▸ **WHAT IS EXPECTED**
Lift every line from the entries that includes the word "text".

▸ **RECORD SET**
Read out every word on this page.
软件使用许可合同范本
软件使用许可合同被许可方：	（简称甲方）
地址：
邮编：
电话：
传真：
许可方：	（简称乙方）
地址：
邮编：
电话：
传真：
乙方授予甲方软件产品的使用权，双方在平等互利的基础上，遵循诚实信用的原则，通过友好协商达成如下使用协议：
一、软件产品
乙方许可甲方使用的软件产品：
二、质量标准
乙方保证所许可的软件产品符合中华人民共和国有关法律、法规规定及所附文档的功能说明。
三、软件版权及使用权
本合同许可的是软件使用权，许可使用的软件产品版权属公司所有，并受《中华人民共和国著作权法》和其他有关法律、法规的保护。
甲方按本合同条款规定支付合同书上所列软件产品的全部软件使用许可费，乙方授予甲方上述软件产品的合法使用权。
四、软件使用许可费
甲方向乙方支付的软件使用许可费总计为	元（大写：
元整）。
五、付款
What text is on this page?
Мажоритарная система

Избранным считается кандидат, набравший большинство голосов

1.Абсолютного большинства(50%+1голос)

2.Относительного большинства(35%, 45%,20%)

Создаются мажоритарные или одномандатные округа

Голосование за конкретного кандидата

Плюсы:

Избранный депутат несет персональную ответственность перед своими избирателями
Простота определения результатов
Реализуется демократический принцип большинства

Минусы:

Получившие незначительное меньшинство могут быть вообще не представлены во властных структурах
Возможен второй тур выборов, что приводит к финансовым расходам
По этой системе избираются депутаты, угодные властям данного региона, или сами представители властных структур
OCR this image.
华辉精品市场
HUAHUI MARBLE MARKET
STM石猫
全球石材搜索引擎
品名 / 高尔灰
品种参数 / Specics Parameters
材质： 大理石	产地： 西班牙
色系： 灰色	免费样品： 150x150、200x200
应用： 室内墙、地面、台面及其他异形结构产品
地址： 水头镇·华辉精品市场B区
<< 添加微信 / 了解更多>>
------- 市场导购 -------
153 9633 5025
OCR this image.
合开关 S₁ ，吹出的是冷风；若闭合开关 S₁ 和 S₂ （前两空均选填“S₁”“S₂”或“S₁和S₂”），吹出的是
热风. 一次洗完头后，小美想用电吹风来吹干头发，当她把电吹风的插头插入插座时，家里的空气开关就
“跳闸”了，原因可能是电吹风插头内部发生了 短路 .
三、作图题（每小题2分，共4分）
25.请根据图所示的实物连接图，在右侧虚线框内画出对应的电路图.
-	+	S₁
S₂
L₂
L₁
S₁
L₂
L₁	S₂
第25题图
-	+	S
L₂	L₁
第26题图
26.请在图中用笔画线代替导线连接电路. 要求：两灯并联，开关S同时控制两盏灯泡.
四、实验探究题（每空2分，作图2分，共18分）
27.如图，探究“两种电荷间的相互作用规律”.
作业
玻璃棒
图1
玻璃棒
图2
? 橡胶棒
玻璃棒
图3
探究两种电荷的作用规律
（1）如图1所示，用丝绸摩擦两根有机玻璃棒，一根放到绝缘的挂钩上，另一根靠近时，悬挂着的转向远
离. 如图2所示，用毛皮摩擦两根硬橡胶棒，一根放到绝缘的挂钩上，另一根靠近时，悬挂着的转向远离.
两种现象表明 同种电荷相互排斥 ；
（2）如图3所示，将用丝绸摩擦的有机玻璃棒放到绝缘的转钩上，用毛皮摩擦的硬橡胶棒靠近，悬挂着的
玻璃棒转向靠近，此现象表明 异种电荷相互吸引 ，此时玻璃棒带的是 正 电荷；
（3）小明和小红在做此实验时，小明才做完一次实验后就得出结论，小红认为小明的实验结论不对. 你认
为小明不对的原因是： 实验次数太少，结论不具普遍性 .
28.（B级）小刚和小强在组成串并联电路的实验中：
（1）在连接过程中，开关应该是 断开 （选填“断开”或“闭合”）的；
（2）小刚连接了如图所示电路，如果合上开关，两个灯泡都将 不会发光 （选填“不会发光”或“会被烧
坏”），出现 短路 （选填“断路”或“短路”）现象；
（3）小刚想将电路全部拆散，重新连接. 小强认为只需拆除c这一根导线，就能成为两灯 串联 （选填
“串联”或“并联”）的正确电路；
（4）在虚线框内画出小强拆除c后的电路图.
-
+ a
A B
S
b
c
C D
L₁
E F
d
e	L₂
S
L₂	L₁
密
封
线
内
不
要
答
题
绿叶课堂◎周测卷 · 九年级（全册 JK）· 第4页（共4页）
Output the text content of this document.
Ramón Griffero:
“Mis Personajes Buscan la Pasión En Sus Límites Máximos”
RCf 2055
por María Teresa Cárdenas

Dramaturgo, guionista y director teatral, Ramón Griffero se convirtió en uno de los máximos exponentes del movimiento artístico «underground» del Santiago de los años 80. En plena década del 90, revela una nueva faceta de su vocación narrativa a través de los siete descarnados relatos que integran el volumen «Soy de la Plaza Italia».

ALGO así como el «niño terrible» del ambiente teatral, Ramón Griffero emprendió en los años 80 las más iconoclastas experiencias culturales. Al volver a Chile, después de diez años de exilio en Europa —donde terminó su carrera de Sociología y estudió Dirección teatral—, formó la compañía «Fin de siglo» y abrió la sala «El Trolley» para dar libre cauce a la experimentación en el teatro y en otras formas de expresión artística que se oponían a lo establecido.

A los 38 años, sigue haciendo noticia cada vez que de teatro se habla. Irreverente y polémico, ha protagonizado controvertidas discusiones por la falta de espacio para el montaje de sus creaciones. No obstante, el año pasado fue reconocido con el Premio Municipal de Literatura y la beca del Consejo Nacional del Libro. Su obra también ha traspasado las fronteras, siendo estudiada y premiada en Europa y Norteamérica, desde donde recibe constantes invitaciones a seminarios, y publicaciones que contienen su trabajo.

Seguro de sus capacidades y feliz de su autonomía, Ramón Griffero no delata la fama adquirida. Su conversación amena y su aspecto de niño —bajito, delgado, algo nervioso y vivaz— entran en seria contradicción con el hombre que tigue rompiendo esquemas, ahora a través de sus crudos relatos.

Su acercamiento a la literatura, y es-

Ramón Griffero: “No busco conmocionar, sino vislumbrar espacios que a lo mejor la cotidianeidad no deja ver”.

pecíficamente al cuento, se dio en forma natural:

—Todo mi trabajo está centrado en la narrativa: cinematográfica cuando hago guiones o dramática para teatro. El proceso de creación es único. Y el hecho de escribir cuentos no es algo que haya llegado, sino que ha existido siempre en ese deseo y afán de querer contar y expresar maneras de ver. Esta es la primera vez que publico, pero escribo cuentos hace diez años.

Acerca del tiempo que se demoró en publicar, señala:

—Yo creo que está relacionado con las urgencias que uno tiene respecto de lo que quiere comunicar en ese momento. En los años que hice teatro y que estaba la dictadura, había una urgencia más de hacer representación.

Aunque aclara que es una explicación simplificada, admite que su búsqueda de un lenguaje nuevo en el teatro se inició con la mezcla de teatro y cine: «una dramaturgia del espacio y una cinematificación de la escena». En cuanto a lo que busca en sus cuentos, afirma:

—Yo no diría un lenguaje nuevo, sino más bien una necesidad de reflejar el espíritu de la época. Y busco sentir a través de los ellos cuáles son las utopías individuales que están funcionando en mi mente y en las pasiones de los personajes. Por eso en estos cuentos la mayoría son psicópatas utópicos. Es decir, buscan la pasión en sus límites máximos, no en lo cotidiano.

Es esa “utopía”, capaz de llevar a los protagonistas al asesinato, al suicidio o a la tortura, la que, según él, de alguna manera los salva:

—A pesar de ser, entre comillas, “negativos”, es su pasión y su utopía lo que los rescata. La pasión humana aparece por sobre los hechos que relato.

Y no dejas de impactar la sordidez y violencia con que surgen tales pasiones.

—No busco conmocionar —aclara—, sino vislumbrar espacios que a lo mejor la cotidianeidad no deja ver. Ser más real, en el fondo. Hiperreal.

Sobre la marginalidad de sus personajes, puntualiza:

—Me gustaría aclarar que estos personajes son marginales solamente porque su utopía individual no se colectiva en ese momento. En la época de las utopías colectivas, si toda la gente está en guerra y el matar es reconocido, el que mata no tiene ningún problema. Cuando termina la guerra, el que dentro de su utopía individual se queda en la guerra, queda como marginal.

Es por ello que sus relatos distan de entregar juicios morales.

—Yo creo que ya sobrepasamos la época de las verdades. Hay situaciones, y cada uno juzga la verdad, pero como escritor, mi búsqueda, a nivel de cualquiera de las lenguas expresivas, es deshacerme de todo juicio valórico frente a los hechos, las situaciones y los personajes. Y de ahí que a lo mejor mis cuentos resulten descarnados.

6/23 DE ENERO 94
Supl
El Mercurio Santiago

▸ **SOLUTION TO THE EXERCISE**
What text is on this page?
Output the text content of this document.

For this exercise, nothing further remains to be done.